— Start of RECORD LIST —
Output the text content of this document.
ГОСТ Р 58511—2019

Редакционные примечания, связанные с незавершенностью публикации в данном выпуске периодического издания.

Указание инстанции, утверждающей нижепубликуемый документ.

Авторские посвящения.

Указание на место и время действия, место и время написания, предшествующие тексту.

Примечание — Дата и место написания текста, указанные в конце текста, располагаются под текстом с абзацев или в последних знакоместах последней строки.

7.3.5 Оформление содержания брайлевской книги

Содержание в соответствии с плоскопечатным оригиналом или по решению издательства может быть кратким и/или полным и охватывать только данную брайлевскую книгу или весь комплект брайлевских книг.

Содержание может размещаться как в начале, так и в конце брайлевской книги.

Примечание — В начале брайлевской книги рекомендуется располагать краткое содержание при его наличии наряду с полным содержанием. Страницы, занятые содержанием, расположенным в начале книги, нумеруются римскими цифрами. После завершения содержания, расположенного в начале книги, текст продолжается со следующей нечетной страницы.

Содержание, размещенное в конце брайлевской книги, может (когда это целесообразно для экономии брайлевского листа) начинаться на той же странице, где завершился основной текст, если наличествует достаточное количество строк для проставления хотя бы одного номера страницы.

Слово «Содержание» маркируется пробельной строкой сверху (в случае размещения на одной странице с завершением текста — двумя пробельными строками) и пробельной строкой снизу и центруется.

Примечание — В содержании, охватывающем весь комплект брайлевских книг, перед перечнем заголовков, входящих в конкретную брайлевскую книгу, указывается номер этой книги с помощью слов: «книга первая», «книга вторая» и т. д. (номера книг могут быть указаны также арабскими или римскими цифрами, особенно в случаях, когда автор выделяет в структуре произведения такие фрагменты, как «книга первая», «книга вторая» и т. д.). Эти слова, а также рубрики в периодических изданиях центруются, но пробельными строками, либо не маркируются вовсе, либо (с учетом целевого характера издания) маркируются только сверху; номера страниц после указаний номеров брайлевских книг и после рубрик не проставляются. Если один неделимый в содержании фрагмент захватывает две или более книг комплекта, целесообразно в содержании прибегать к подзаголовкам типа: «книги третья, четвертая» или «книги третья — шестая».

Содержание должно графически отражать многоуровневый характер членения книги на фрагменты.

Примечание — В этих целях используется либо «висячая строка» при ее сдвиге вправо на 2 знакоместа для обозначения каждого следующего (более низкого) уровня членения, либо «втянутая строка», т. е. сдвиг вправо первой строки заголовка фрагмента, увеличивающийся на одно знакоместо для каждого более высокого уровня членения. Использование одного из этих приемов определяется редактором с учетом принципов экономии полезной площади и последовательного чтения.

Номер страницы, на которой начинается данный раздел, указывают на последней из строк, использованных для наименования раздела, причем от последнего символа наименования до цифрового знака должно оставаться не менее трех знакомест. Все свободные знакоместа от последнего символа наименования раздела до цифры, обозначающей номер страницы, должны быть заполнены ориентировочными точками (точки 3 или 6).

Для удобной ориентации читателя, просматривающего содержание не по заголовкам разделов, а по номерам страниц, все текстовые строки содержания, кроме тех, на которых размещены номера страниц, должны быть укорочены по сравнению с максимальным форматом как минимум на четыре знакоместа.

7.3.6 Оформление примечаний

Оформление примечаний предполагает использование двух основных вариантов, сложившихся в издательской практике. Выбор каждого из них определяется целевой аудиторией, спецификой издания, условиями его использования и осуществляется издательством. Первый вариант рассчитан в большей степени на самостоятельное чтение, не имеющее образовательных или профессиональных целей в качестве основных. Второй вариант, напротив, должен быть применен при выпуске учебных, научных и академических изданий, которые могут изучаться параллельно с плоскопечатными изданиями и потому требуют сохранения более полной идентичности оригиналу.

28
— End of RECORD LIST —
• [DIRECTIONS]:
Reproduce the material above exactly; please quote every line of it.

• [FINAL ANSWER]:
Output the text content of this document.
ГОСТ Р 58511—2019

Редакционные примечания, связанные с незавершенностью публикации в данном выпуске периодического издания.

Указание инстанции, утверждающей нижепубликуемый документ.

Авторские посвящения.

Указание на место и время действия, место и время написания, предшествующие тексту.

Примечание — Дата и место написания текста, указанные в конце текста, располагаются под текстом с абзацев или в последних знакоместах последней строки.

7.3.5 Оформление содержания брайлевской книги

Содержание в соответствии с плоскопечатным оригиналом или по решению издательства может быть кратким и/или полным и охватывать только данную брайлевскую книгу или весь комплект брайлевских книг.

Содержание может размещаться как в начале, так и в конце брайлевской книги.

Примечание — В начале брайлевской книги рекомендуется располагать краткое содержание при его наличии наряду с полным содержанием. Страницы, занятые содержанием, расположенным в начале книги, нумеруются римскими цифрами. После завершения содержания, расположенного в начале книги, текст продолжается со следующей нечетной страницы.

Содержание, размещенное в конце брайлевской книги, может (когда это целесообразно для экономии брайлевского листа) начинаться на той же странице, где завершился основной текст, если наличествует достаточное количество строк для проставления хотя бы одного номера страницы.

Слово «Содержание» маркируется пробельной строкой сверху (в случае размещения на одной странице с завершением текста — двумя пробельными строками) и пробельной строкой снизу и центруется.

Примечание — В содержании, охватывающем весь комплект брайлевских книг, перед перечнем заголовков, входящих в конкретную брайлевскую книгу, указывается номер этой книги с помощью слов: «книга первая», «книга вторая» и т. д. (номера книг могут быть указаны также арабскими или римскими цифрами, особенно в случаях, когда автор выделяет в структуре произведения такие фрагменты, как «книга первая», «книга вторая» и т. д.). Эти слова, а также рубрики в периодических изданиях центруются, но пробельными строками, либо не маркируются вовсе, либо (с учетом целевого характера издания) маркируются только сверху; номера страниц после указаний номеров брайлевских книг и после рубрик не проставляются. Если один неделимый в содержании фрагмент захватывает две или более книг комплекта, целесообразно в содержании прибегать к подзаголовкам типа: «книги третья, четвертая» или «книги третья — шестая».

Содержание должно графически отражать многоуровневый характер членения книги на фрагменты.

Примечание — В этих целях используется либо «висячая строка» при ее сдвиге вправо на 2 знакоместа для обозначения каждого следующего (более низкого) уровня членения, либо «втянутая строка», т. е. сдвиг вправо первой строки заголовка фрагмента, увеличивающийся на одно знакоместо для каждого более высокого уровня членения. Использование одного из этих приемов определяется редактором с учетом принципов экономии полезной площади и последовательного чтения.

Номер страницы, на которой начинается данный раздел, указывают на последней из строк, использованных для наименования раздела, причем от последнего символа наименования до цифрового знака должно оставаться не менее трех знакомест. Все свободные знакоместа от последнего символа наименования раздела до цифры, обозначающей номер страницы, должны быть заполнены ориентировочными точками (точки 3 или 6).

Для удобной ориентации читателя, просматривающего содержание не по заголовкам разделов, а по номерам страниц, все текстовые строки содержания, кроме тех, на которых размещены номера страниц, должны быть укорочены по сравнению с максимальным форматом как минимум на четыре знакоместа.

7.3.6 Оформление примечаний

Оформление примечаний предполагает использование двух основных вариантов, сложившихся в издательской практике. Выбор каждого из них определяется целевой аудиторией, спецификой издания, условиями его использования и осуществляется издательством. Первый вариант рассчитан в большей степени на самостоятельное чтение, не имеющее образовательных или профессиональных целей в качестве основных. Второй вариант, напротив, должен быть применен при выпуске учебных, научных и академических изданий, которые могут изучаться параллельно с плоскопечатными изданиями и потому требуют сохранения более полной идентичности оригиналу.

28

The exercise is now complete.